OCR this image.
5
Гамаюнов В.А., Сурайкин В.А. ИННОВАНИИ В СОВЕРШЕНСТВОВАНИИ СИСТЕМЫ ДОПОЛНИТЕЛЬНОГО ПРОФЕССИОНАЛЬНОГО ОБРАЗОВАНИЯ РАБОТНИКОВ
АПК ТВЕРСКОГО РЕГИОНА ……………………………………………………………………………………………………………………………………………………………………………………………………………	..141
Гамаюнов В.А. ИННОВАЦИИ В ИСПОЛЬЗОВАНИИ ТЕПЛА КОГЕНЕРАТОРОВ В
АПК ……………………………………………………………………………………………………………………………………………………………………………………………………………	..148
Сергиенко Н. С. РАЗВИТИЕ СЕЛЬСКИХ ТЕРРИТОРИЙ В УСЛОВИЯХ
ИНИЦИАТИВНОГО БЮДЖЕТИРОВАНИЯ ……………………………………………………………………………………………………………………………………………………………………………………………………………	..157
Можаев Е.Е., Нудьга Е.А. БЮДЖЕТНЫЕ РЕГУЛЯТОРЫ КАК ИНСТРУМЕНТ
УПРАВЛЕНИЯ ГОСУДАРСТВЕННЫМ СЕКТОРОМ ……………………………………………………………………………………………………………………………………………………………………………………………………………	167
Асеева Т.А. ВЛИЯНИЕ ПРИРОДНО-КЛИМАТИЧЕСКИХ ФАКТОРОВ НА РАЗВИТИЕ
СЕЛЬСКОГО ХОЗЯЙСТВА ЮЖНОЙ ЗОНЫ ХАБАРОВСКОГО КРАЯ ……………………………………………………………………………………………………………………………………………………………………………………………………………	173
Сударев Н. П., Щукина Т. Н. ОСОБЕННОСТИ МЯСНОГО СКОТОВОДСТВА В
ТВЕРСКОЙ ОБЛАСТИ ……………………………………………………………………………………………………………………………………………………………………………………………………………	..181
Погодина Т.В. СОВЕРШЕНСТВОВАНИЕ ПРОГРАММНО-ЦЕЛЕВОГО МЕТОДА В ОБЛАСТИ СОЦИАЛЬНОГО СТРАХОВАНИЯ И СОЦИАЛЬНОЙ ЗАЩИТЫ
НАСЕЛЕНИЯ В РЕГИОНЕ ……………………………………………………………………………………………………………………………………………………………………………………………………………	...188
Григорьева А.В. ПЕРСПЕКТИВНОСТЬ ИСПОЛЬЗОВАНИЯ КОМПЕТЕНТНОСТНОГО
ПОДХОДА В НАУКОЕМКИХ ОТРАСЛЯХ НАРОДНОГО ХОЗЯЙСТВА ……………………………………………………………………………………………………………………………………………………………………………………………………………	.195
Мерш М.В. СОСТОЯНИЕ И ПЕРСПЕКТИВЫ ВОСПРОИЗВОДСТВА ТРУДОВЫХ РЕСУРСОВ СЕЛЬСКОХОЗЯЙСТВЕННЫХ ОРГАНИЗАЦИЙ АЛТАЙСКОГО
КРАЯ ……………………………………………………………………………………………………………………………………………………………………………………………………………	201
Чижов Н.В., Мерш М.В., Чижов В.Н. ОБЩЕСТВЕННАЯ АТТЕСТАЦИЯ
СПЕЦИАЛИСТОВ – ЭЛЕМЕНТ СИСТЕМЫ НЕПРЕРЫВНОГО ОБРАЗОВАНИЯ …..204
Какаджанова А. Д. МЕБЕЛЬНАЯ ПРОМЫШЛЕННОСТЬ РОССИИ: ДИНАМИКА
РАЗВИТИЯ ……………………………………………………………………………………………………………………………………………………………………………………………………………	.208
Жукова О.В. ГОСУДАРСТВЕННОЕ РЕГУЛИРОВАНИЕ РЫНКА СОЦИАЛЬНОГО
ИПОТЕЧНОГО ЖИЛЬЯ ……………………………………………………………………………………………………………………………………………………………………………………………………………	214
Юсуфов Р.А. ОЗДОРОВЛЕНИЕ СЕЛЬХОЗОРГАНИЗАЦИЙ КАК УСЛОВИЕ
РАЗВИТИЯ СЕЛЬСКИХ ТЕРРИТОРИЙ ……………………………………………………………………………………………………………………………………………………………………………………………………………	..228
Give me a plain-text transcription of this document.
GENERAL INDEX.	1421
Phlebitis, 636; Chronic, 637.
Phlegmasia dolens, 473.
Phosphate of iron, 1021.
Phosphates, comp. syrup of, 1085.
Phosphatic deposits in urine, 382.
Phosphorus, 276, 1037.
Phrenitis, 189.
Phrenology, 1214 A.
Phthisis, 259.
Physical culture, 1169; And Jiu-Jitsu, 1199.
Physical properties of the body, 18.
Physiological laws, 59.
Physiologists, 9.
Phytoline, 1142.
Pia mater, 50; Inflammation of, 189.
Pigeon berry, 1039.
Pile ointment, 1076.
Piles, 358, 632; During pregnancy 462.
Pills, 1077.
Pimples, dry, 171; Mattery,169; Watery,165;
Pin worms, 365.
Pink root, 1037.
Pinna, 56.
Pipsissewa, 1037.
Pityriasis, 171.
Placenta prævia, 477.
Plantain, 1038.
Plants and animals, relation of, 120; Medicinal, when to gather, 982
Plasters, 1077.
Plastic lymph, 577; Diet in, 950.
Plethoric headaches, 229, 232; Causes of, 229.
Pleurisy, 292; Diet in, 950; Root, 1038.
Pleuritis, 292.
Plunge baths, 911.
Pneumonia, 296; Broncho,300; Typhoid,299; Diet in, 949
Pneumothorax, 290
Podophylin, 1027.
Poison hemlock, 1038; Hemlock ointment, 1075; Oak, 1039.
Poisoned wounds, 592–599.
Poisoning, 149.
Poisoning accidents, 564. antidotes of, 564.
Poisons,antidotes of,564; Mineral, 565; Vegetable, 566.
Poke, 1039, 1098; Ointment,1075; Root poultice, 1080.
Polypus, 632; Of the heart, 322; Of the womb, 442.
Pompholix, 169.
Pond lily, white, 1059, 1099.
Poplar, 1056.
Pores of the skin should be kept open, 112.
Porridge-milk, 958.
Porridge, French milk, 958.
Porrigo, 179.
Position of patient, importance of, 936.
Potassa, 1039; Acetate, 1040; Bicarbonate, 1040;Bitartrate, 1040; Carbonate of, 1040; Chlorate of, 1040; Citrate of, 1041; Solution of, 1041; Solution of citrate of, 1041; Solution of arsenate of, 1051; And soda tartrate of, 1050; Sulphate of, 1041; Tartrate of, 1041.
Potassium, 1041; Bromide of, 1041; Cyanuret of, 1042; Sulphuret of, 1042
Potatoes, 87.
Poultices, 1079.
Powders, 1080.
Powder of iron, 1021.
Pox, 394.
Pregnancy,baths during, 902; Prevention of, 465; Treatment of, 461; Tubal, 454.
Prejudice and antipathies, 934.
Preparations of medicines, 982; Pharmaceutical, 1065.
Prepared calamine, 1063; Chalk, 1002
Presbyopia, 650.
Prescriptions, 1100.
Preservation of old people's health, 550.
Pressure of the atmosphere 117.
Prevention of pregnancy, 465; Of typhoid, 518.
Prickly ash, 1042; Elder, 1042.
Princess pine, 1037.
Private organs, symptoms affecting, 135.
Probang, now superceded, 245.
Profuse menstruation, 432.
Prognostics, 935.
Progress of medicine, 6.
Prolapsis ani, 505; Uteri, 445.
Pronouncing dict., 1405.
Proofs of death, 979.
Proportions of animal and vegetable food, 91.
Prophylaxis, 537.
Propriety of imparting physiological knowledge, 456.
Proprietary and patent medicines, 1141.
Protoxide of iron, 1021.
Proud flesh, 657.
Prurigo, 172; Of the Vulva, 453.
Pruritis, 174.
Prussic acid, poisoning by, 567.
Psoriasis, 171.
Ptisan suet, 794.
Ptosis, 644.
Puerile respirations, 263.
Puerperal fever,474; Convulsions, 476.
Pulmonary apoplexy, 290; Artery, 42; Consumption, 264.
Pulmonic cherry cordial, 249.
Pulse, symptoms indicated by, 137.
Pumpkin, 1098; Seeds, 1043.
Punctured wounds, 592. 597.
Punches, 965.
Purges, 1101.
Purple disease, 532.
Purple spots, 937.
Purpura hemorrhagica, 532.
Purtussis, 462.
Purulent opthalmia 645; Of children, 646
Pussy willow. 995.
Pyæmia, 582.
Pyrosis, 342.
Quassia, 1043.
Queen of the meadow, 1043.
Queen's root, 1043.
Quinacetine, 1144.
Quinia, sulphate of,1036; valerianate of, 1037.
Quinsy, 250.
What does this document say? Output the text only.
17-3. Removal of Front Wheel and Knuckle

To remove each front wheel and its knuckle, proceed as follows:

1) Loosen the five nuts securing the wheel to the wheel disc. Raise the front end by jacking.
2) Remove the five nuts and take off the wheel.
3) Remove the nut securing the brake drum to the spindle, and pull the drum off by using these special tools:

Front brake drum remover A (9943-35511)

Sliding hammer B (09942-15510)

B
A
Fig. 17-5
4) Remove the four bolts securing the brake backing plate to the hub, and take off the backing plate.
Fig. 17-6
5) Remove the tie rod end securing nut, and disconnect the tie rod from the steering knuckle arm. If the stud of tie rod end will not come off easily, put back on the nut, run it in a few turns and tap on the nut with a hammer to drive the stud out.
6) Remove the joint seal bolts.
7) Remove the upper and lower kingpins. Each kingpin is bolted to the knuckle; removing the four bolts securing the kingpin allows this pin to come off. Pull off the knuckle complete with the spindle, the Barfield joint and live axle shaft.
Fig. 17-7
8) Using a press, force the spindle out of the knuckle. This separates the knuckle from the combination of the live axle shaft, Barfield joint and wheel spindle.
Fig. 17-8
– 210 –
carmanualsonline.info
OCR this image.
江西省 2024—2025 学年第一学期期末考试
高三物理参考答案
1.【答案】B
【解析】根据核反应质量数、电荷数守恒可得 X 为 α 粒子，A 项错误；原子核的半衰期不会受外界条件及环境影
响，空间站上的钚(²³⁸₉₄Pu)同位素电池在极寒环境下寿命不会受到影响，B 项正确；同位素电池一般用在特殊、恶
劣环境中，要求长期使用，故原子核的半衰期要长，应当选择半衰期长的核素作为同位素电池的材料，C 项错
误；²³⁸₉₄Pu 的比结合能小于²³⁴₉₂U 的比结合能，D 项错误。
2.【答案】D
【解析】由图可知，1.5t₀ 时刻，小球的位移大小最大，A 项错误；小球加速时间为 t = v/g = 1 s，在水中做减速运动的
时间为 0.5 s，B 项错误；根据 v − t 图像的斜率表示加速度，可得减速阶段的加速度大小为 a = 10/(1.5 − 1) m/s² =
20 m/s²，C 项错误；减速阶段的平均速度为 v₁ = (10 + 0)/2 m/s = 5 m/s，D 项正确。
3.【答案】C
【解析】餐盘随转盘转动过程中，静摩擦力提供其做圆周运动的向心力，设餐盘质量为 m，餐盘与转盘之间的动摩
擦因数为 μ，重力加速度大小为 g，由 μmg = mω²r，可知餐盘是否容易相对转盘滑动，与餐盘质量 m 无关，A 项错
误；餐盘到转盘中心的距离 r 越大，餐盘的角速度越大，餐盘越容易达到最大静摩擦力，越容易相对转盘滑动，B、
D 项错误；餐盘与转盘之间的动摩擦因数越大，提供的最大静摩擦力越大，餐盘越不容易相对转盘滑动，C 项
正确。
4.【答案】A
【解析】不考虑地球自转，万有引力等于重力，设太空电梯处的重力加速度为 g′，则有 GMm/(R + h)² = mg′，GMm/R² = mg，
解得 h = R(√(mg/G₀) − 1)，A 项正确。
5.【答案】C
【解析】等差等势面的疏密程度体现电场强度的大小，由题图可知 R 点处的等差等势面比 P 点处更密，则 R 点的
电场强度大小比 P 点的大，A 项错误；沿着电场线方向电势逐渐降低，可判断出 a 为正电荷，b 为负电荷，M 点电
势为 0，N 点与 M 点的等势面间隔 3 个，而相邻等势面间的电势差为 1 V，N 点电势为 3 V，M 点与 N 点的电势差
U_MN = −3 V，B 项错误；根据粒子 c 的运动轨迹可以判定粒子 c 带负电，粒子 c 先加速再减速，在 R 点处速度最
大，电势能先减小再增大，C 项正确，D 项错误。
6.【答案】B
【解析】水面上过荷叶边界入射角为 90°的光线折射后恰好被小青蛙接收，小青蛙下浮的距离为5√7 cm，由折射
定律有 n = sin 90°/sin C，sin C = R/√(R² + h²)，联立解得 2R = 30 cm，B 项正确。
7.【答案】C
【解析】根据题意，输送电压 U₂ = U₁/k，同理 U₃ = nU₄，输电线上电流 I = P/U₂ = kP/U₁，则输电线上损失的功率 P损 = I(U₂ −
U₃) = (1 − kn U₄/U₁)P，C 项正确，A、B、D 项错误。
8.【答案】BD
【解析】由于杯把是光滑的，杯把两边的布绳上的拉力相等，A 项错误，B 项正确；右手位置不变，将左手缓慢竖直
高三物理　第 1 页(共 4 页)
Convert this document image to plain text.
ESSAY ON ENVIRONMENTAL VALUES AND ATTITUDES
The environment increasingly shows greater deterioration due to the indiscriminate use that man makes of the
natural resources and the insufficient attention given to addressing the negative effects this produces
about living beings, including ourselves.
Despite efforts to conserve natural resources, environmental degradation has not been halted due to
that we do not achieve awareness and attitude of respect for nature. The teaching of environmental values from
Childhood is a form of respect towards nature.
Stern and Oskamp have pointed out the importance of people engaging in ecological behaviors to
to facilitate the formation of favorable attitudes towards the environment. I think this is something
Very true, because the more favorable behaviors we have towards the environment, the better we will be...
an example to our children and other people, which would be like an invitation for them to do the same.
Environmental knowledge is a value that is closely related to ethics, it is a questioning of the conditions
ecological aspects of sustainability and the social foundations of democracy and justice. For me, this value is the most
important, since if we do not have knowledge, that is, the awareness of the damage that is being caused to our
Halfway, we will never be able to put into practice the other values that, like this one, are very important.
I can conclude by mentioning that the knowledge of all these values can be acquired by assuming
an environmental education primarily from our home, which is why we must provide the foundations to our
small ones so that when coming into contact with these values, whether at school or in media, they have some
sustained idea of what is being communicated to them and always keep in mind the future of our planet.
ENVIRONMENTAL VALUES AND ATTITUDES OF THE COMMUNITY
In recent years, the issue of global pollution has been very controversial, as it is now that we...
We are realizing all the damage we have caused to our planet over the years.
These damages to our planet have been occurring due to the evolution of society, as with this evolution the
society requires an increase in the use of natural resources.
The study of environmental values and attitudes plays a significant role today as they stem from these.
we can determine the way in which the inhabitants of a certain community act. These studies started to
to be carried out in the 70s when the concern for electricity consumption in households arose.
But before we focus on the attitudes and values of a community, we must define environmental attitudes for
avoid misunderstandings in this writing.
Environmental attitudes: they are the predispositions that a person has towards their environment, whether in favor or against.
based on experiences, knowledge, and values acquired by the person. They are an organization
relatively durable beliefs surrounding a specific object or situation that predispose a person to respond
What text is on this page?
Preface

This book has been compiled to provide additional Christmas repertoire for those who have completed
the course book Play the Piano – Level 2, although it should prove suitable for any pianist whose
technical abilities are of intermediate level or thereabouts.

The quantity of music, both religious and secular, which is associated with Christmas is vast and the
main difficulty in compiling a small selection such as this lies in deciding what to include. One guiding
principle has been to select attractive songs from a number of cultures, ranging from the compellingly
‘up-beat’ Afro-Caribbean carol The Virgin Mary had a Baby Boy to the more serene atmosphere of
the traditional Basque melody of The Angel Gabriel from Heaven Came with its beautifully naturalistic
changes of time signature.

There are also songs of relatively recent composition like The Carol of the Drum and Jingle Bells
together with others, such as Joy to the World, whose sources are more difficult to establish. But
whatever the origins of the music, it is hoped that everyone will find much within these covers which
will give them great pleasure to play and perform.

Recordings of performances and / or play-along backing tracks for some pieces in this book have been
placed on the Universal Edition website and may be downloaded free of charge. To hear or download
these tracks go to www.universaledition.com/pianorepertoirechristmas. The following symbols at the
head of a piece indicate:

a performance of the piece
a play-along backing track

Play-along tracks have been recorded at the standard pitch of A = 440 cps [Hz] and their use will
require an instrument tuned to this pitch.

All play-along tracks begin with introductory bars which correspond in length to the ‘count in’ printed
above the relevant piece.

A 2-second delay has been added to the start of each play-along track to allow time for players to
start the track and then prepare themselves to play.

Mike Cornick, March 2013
....
• Objective
Show every line above in which the word "spindle" occurs.

• Result of this task
3) Remove the nut securing the brake drum to the spindle, and pull the drum off by using these special tools:
7) Remove the upper and lower kingpins. Each kingpin is bolted to the knuckle; removing the four bolts securing the kingpin allows this pin to come off. Pull off the knuckle complete with the spindle, the Barfield joint and live axle shaft.
8) Using a press, force the spindle out of the knuckle. This separates the knuckle from the combination of the live axle shaft, Barfield joint and wheel spindle.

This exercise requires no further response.